--- START The input ---

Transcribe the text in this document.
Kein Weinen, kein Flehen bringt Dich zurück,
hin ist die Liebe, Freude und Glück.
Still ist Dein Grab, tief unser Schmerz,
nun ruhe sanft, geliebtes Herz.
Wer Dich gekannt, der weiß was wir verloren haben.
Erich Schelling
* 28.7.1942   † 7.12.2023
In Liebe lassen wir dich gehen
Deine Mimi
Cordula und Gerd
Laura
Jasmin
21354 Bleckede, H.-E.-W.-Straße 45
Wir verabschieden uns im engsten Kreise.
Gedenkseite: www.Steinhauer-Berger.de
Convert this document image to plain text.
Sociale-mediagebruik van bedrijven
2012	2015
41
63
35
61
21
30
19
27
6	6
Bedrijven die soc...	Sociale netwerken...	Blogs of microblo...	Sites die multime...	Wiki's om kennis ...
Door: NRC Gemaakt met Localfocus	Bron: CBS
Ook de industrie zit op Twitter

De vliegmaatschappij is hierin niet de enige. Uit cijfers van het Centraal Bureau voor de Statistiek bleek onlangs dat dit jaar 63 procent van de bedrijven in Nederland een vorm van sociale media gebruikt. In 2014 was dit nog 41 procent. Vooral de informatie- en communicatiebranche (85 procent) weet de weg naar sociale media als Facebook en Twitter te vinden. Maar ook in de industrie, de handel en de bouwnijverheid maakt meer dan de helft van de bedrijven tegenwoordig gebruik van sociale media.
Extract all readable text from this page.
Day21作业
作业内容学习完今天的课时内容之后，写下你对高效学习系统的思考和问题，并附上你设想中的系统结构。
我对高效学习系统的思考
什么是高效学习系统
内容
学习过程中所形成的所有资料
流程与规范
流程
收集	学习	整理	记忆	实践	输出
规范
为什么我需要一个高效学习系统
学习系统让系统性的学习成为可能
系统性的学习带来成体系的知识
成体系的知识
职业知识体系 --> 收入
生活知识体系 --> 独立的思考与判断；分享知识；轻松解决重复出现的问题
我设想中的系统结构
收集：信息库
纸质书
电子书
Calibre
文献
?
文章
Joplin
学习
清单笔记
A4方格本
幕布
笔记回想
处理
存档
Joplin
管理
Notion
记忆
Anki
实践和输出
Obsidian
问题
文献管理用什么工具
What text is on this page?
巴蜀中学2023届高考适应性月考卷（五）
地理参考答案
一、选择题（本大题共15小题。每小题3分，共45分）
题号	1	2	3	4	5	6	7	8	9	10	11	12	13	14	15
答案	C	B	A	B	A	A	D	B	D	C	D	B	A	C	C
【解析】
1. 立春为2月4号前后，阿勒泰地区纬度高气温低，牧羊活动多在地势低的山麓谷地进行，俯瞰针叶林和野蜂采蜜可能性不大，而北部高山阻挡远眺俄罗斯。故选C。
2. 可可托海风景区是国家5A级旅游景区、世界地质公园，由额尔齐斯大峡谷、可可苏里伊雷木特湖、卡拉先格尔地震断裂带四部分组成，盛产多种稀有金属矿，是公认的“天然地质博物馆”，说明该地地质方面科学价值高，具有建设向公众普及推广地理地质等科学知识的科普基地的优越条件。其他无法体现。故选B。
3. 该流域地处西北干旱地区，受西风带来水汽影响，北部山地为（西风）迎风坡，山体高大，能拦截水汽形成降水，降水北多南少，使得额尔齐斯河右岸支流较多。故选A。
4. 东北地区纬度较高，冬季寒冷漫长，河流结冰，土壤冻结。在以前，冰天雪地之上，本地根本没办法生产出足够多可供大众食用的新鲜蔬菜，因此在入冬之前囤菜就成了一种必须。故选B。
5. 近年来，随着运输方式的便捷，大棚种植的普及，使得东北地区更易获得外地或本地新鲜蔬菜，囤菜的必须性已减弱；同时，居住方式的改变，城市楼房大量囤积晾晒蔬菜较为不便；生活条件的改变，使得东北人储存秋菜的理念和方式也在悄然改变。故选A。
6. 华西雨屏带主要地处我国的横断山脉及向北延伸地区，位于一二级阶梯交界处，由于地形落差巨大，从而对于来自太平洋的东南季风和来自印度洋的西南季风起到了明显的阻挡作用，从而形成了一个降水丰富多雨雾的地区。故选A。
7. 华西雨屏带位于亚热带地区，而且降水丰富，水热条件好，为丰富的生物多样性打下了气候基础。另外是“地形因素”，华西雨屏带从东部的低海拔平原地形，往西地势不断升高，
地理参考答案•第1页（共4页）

--- END The input ---

Goal
All lines that include "document" are to be gathered and copied.

Written answer
Transcribe the text in this document.
Convert this document image to plain text.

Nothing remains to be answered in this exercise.